Aim.
Count the lines containing "兔在盲肠". Give the number alone.

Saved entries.
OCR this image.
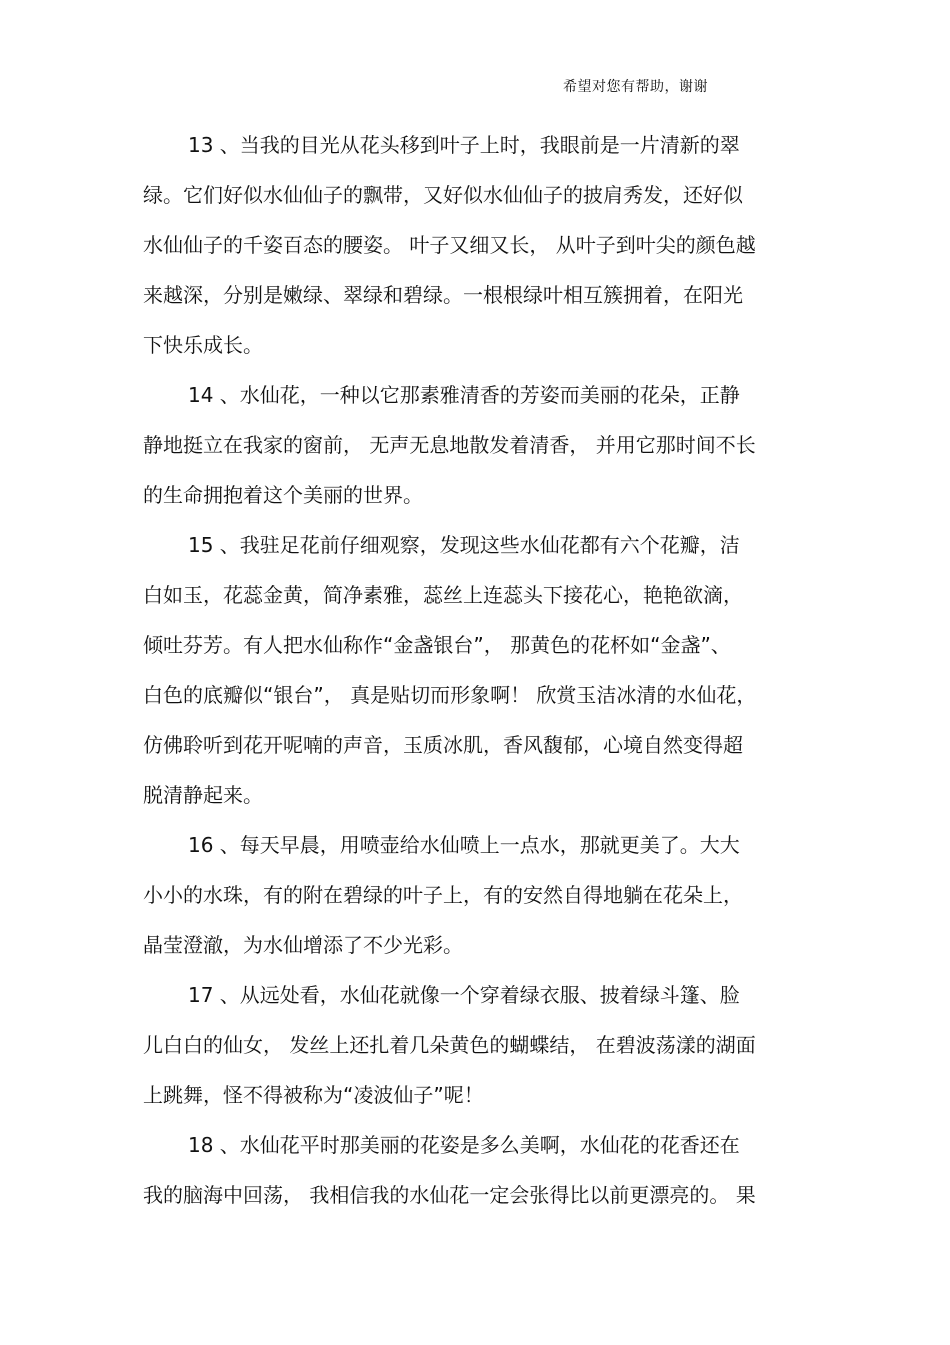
希望对您有帮助，谢谢
13 、当我的目光从花头移到叶子上时，我眼前是一片清新的翠
绿。它们好似水仙仙子的飘带，又好似水仙仙子的披肩秀发，还好似
水仙仙子的千姿百态的腰姿。 叶子又细又长， 从叶子到叶尖的颜色越
来越深，分别是嫩绿、翠绿和碧绿。一根根绿叶相互簇拥着，在阳光
下快乐成长。
14 、水仙花，一种以它那素雅清香的芳姿而美丽的花朵，正静
静地挺立在我家的窗前， 无声无息地散发着清香， 并用它那时间不长
的生命拥抱着这个美丽的世界。
15 、我驻足花前仔细观察，发现这些水仙花都有六个花瓣，洁
白如玉，花蕊金黄，简净素雅，蕊丝上连蕊头下接花心，艳艳欲滴，
倾吐芬芳。有人把水仙称作“金盏银台”， 那黄色的花杯如“金盏”、
白色的底瓣似“银台”， 真是贴切而形象啊！ 欣赏玉洁冰清的水仙花，
仿佛聆听到花开呢喃的声音，玉质冰肌，香风馥郁，心境自然变得超
脱清静起来。
16 、每天早晨，用喷壶给水仙喷上一点水，那就更美了。大大
小小的水珠，有的附在碧绿的叶子上，有的安然自得地躺在花朵上，
晶莹澄澈，为水仙增添了不少光彩。
17 、从远处看，水仙花就像一个穿着绿衣服、披着绿斗篷、脸
儿白白的仙女， 发丝上还扎着几朵黄色的蝴蝶结， 在碧波荡漾的湖面
上跳舞，怪不得被称为“凌波仙子”呢！
18 、水仙花平时那美丽的花姿是多么美啊，水仙花的花香还在
我的脑海中回荡， 我相信我的水仙花一定会张得比以前更漂亮的。 果
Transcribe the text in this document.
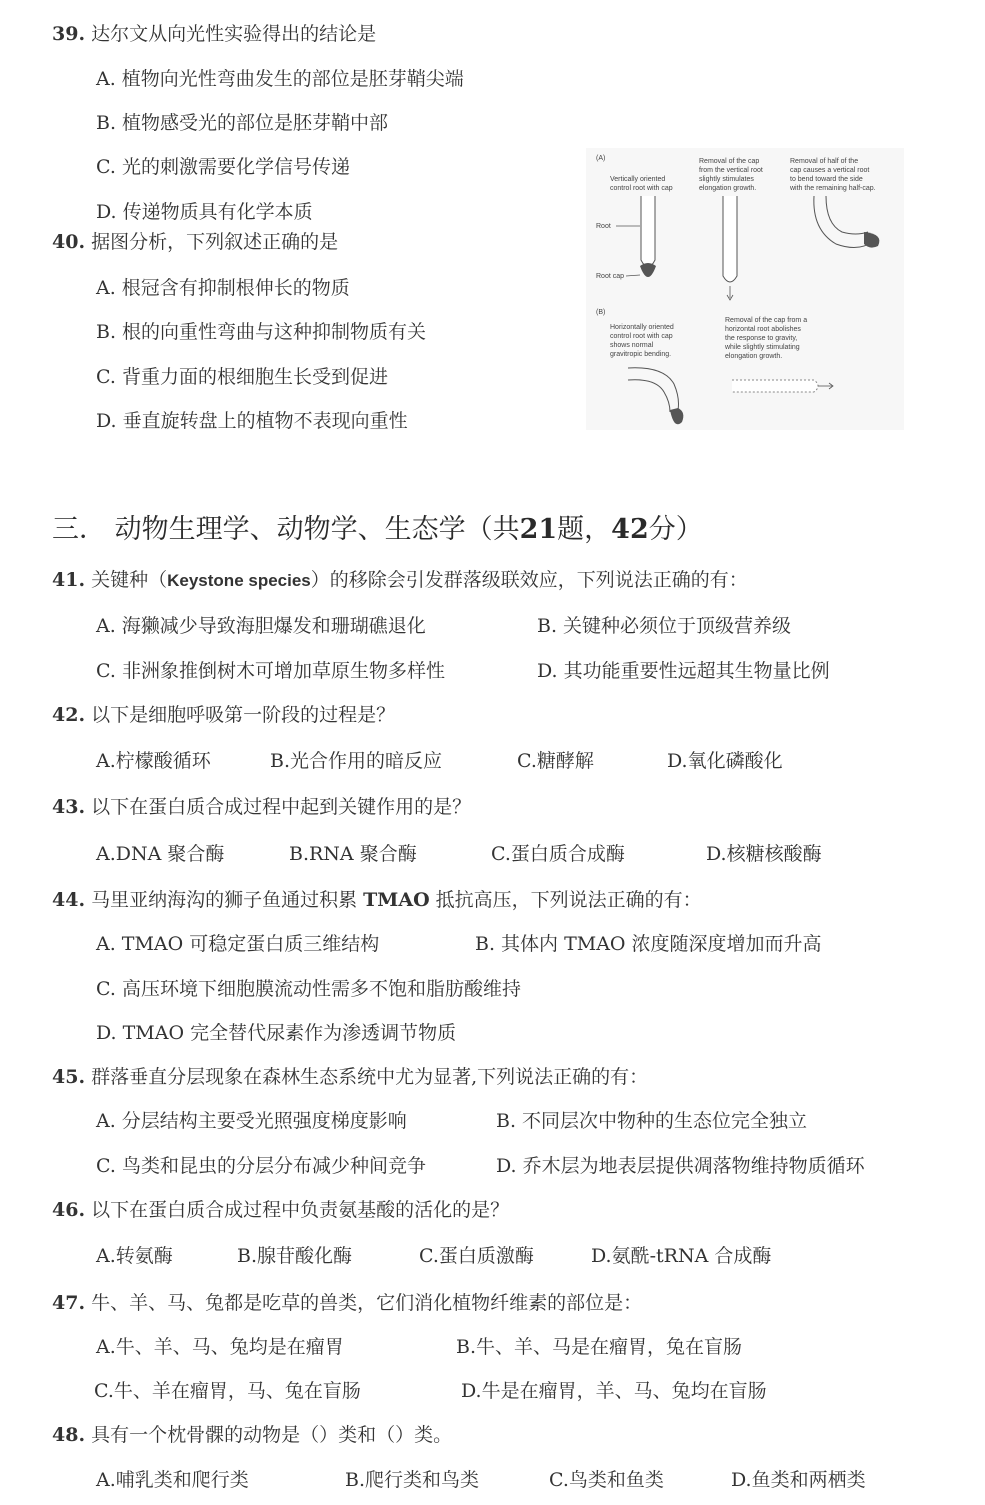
39. 达尔文从向光性实验得出的结论是
A. 植物向光性弯曲发生的部位是胚芽鞘尖端
B. 植物感受光的部位是胚芽鞘中部
C. 光的刺激需要化学信号传递
D. 传递物质具有化学本质
40. 据图分析，下列叙述正确的是
A. 根冠含有抑制根伸长的物质
B. 根的向重性弯曲与这种抑制物质有关
C. 背重力面的根细胞生长受到促进
D. 垂直旋转盘上的植物不表现向重性
(A)
Vertically oriented
control root with cap
Removal of the cap
from the vertical root
slightly stimulates
elongation growth.
Removal of half of the
cap causes a vertical root
to bend toward the side
with the remaining half-cap.
Root
Root cap
(B)
Horizontally oriented
control root with cap
shows normal
gravitropic bending.
Removal of the cap from a
horizontal root abolishes
the response to gravity,
while slightly stimulating
elongation growth.
三． 动物生理学、动物学、生态学（共21题，42分）
41. 关键种（Keystone species）的移除会引发群落级联效应，下列说法正确的有：
A. 海獭减少导致海胆爆发和珊瑚礁退化	B. 关键种必须位于顶级营养级
C. 非洲象推倒树木可增加草原生物多样性	D. 其功能重要性远超其生物量比例
42. 以下是细胞呼吸第一阶段的过程是？
A.柠檬酸循环	B.光合作用的暗反应	C.糖酵解	D.氧化磷酸化
43. 以下在蛋白质合成过程中起到关键作用的是？
A.DNA 聚合酶	B.RNA 聚合酶	C.蛋白质合成酶	D.核糖核酸酶
44. 马里亚纳海沟的狮子鱼通过积累 TMAO 抵抗高压，下列说法正确的有：
A. TMAO 可稳定蛋白质三维结构	B. 其体内 TMAO 浓度随深度增加而升高
C. 高压环境下细胞膜流动性需多不饱和脂肪酸维持
D. TMAO 完全替代尿素作为渗透调节物质
45. 群落垂直分层现象在森林生态系统中尤为显著,下列说法正确的有：
A. 分层结构主要受光照强度梯度影响	B. 不同层次中物种的生态位完全独立
C. 鸟类和昆虫的分层分布减少种间竞争	D. 乔木层为地表层提供凋落物维持物质循环
46. 以下在蛋白质合成过程中负责氨基酸的活化的是？
A.转氨酶	B.腺苷酸化酶	C.蛋白质激酶	D.氨酰-tRNA 合成酶
47. 牛、羊、马、兔都是吃草的兽类，它们消化植物纤维素的部位是：
A.牛、羊、马、兔均是在瘤胃	B.牛、羊、马是在瘤胃，兔在盲肠
C.牛、羊在瘤胃，马、兔在盲肠	D.牛是在瘤胃，羊、马、兔均在盲肠
48. 具有一个枕骨髁的动物是（）类和（）类。
A.哺乳类和爬行类	B.爬行类和鸟类	C.鸟类和鱼类	D.鱼类和两栖类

Answer in full.
2